WHAT IS ASKED
Lay out the stretch from the start of the entries through the line containing "brand-text: 职业考证宝 职业考证通关大杀器 [140,56,230,88]" as a Markdown table, with one row per line and blank lines omitted. Use two columns: Row for the running number and Line for the text of that line.

SUPPLIED RECORDS
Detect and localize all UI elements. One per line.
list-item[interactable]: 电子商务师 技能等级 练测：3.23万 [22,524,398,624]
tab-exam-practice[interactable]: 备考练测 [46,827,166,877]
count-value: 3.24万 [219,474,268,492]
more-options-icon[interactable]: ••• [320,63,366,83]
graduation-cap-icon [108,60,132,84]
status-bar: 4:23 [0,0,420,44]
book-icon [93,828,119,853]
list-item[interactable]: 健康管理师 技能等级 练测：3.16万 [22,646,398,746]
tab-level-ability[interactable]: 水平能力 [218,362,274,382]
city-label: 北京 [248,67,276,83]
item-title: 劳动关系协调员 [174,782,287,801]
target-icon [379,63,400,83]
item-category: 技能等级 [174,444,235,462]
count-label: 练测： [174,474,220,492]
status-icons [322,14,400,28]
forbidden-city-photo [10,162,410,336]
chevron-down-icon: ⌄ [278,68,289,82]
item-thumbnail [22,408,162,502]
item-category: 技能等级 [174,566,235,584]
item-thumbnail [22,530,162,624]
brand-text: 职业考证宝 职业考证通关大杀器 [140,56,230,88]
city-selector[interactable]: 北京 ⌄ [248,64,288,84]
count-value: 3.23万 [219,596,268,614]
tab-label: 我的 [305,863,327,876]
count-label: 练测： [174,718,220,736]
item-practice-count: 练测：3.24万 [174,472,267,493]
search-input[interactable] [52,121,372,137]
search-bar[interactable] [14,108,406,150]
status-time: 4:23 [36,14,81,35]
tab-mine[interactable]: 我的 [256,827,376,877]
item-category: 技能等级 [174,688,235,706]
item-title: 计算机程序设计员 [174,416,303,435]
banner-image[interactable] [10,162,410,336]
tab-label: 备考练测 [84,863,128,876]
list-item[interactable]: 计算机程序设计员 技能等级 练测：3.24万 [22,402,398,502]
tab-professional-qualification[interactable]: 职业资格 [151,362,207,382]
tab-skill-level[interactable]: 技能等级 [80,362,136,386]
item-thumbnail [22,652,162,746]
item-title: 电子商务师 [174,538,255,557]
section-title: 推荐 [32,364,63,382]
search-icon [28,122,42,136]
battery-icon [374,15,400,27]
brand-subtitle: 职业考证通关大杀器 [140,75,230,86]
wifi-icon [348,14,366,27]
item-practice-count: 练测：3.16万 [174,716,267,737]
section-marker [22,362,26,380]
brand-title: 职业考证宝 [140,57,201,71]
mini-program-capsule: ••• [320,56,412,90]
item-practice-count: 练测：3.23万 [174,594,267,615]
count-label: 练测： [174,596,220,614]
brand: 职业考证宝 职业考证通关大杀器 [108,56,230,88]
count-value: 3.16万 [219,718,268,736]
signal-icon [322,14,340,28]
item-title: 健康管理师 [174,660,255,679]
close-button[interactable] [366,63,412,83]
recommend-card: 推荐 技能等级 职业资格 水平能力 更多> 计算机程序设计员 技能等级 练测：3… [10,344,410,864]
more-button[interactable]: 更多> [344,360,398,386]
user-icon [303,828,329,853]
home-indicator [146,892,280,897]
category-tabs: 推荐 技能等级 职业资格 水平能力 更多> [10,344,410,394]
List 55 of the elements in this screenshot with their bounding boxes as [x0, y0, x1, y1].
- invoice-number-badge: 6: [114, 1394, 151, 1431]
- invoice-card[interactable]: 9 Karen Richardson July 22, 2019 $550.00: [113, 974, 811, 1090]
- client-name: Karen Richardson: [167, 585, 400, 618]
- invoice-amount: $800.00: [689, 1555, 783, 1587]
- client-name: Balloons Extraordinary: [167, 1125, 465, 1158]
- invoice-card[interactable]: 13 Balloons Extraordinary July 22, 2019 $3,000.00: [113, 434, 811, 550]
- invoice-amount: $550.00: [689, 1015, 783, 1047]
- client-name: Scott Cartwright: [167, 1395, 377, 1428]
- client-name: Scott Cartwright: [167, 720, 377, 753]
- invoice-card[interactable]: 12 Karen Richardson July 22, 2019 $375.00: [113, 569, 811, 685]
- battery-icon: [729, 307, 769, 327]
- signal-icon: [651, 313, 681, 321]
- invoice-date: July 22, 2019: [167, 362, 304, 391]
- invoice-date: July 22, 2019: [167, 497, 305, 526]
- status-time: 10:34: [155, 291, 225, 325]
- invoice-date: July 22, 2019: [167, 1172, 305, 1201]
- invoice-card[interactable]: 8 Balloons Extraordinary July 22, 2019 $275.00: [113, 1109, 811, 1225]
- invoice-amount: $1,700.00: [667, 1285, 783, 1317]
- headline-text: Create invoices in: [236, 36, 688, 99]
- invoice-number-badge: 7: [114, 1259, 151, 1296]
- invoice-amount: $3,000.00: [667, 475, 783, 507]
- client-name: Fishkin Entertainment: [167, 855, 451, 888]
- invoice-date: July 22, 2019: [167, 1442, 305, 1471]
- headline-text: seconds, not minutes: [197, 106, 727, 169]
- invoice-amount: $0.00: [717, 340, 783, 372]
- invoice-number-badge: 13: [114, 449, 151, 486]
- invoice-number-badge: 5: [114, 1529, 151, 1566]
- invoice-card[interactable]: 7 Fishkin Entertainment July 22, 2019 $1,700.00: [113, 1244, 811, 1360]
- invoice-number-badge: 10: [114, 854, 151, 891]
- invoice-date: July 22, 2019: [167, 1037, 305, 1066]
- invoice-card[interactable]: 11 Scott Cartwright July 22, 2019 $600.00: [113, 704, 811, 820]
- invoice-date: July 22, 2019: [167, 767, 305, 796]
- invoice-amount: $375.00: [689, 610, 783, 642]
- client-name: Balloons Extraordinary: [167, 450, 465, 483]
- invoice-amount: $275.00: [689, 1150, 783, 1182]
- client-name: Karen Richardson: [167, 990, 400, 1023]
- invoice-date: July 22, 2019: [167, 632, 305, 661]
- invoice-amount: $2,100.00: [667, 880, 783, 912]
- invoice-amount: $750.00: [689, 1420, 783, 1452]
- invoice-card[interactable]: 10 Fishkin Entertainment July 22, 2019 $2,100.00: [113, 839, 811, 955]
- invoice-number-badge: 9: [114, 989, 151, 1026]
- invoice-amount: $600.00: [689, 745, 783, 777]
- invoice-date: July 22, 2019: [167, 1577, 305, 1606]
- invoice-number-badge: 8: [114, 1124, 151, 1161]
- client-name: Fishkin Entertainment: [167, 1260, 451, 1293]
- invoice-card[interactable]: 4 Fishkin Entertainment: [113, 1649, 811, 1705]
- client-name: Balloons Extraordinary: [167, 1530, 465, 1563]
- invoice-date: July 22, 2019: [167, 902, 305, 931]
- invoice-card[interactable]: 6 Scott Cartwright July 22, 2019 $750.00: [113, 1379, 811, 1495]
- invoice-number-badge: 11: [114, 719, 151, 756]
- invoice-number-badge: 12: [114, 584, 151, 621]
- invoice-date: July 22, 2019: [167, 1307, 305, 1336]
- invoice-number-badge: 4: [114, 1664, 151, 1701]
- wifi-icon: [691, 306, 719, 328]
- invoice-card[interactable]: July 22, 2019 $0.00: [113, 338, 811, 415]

RESPONSE BELOW
| Row | Line |
|---|---|
| 1 | Detect and localize all UI elements. One per line. |
| 2 | list-item[interactable]: 电子商务师 技能等级 练测：3.23万 [22,524,398,624] |
| 3 | tab-exam-practice[interactable]: 备考练测 [46,827,166,877] |
| 4 | count-value: 3.24万 [219,474,268,492] |
| 5 | more-options-icon[interactable]: ••• [320,63,366,83] |
| 6 | graduation-cap-icon [108,60,132,84] |
| 7 | status-bar: 4:23 [0,0,420,44] |
| 8 | book-icon [93,828,119,853] |
| 9 | list-item[interactable]: 健康管理师 技能等级 练测：3.16万 [22,646,398,746] |
| 10 | tab-level-ability[interactable]: 水平能力 [218,362,274,382] |
| 11 | city-label: 北京 [248,67,276,83] |
| 12 | item-title: 劳动关系协调员 [174,782,287,801] |
| 13 | target-icon [379,63,400,83] |
| 14 | item-category: 技能等级 [174,444,235,462] |
| 15 | count-label: 练测： [174,474,220,492] |
| 16 | status-icons [322,14,400,28] |
| 17 | forbidden-city-photo [10,162,410,336] |
| 18 | chevron-down-icon: ⌄ [278,68,289,82] |
| 19 | item-thumbnail [22,408,162,502] |
| 20 | item-category: 技能等级 [174,566,235,584] |
| 21 | item-thumbnail [22,530,162,624] |
| 22 | brand-text: 职业考证宝 职业考证通关大杀器 [140,56,230,88] |